#### [Exercise]
Write out each record below exactly as it appears, with no pictures.

··········

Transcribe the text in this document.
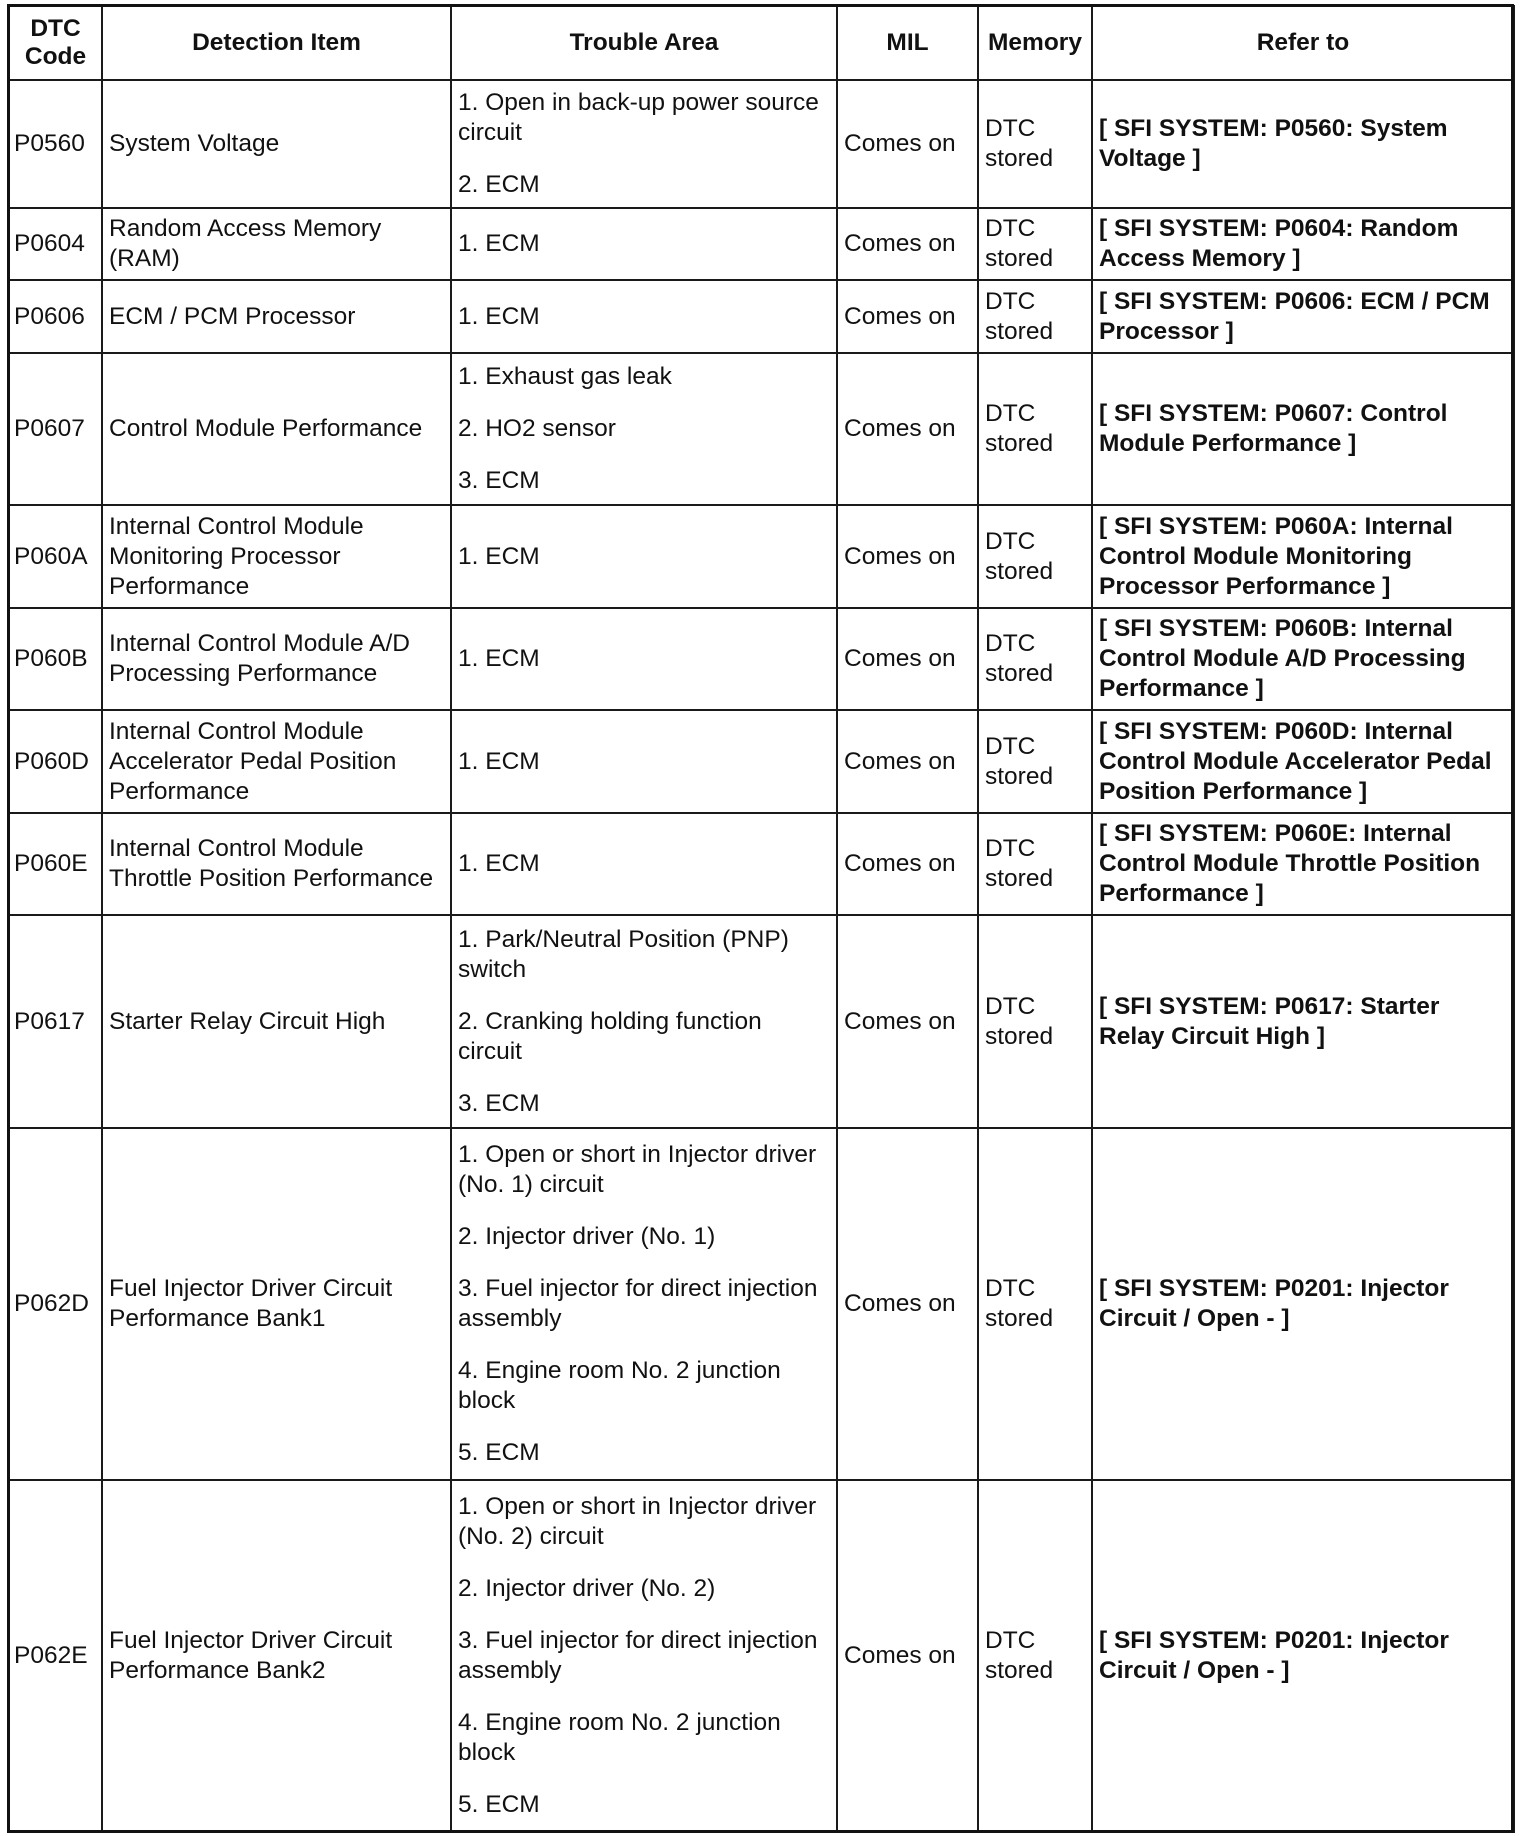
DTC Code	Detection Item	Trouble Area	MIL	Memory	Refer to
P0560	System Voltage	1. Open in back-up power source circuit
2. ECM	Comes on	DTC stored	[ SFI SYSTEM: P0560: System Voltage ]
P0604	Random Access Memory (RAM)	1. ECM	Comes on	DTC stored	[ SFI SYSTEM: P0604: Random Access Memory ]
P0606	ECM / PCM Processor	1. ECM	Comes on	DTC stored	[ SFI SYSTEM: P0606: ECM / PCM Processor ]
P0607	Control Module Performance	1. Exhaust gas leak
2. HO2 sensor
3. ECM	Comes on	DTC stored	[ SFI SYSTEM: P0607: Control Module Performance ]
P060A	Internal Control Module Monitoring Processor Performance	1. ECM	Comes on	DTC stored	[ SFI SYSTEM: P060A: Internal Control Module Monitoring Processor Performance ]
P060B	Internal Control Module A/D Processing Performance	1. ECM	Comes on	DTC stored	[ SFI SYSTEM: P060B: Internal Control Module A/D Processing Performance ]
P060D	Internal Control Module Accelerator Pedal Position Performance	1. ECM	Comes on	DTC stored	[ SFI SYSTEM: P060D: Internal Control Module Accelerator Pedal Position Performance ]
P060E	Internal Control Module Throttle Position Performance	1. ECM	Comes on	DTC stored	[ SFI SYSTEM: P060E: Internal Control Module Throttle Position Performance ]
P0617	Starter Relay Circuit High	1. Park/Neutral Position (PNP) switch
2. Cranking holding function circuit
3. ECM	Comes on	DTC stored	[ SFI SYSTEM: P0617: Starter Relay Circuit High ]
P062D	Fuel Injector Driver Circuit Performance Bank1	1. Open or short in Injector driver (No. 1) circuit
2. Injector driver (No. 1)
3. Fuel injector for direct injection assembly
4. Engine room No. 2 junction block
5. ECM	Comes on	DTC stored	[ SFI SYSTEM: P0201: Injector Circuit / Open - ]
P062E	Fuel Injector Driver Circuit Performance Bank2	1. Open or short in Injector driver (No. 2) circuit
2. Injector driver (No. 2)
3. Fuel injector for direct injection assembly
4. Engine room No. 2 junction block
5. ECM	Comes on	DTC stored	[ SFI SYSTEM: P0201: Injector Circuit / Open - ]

··········

#### [Reply to the task]
Transcribe the text in this document.
DTC Code	Detection Item	Trouble Area	MIL	Memory	Refer to
P0560	System Voltage	1. Open in back-up power source circuit
2. ECM	Comes on	DTC stored	[ SFI SYSTEM: P0560: System Voltage ]
P0604	Random Access Memory (RAM)	1. ECM	Comes on	DTC stored	[ SFI SYSTEM: P0604: Random Access Memory ]
P0606	ECM / PCM Processor	1. ECM	Comes on	DTC stored	[ SFI SYSTEM: P0606: ECM / PCM Processor ]
P0607	Control Module Performance	1. Exhaust gas leak
2. HO2 sensor
3. ECM	Comes on	DTC stored	[ SFI SYSTEM: P0607: Control Module Performance ]
P060A	Internal Control Module Monitoring Processor Performance	1. ECM	Comes on	DTC stored	[ SFI SYSTEM: P060A: Internal Control Module Monitoring Processor Performance ]
P060B	Internal Control Module A/D Processing Performance	1. ECM	Comes on	DTC stored	[ SFI SYSTEM: P060B: Internal Control Module A/D Processing Performance ]
P060D	Internal Control Module Accelerator Pedal Position Performance	1. ECM	Comes on	DTC stored	[ SFI SYSTEM: P060D: Internal Control Module Accelerator Pedal Position Performance ]
P060E	Internal Control Module Throttle Position Performance	1. ECM	Comes on	DTC stored	[ SFI SYSTEM: P060E: Internal Control Module Throttle Position Performance ]
P0617	Starter Relay Circuit High	1. Park/Neutral Position (PNP) switch
2. Cranking holding function circuit
3. ECM	Comes on	DTC stored	[ SFI SYSTEM: P0617: Starter Relay Circuit High ]
P062D	Fuel Injector Driver Circuit Performance Bank1	1. Open or short in Injector driver (No. 1) circuit
2. Injector driver (No. 1)
3. Fuel injector for direct injection assembly
4. Engine room No. 2 junction block
5. ECM	Comes on	DTC stored	[ SFI SYSTEM: P0201: Injector Circuit / Open - ]
P062E	Fuel Injector Driver Circuit Performance Bank2	1. Open or short in Injector driver (No. 2) circuit
2. Injector driver (No. 2)
3. Fuel injector for direct injection assembly
4. Engine room No. 2 junction block
5. ECM	Comes on	DTC stored	[ SFI SYSTEM: P0201: Injector Circuit / Open - ]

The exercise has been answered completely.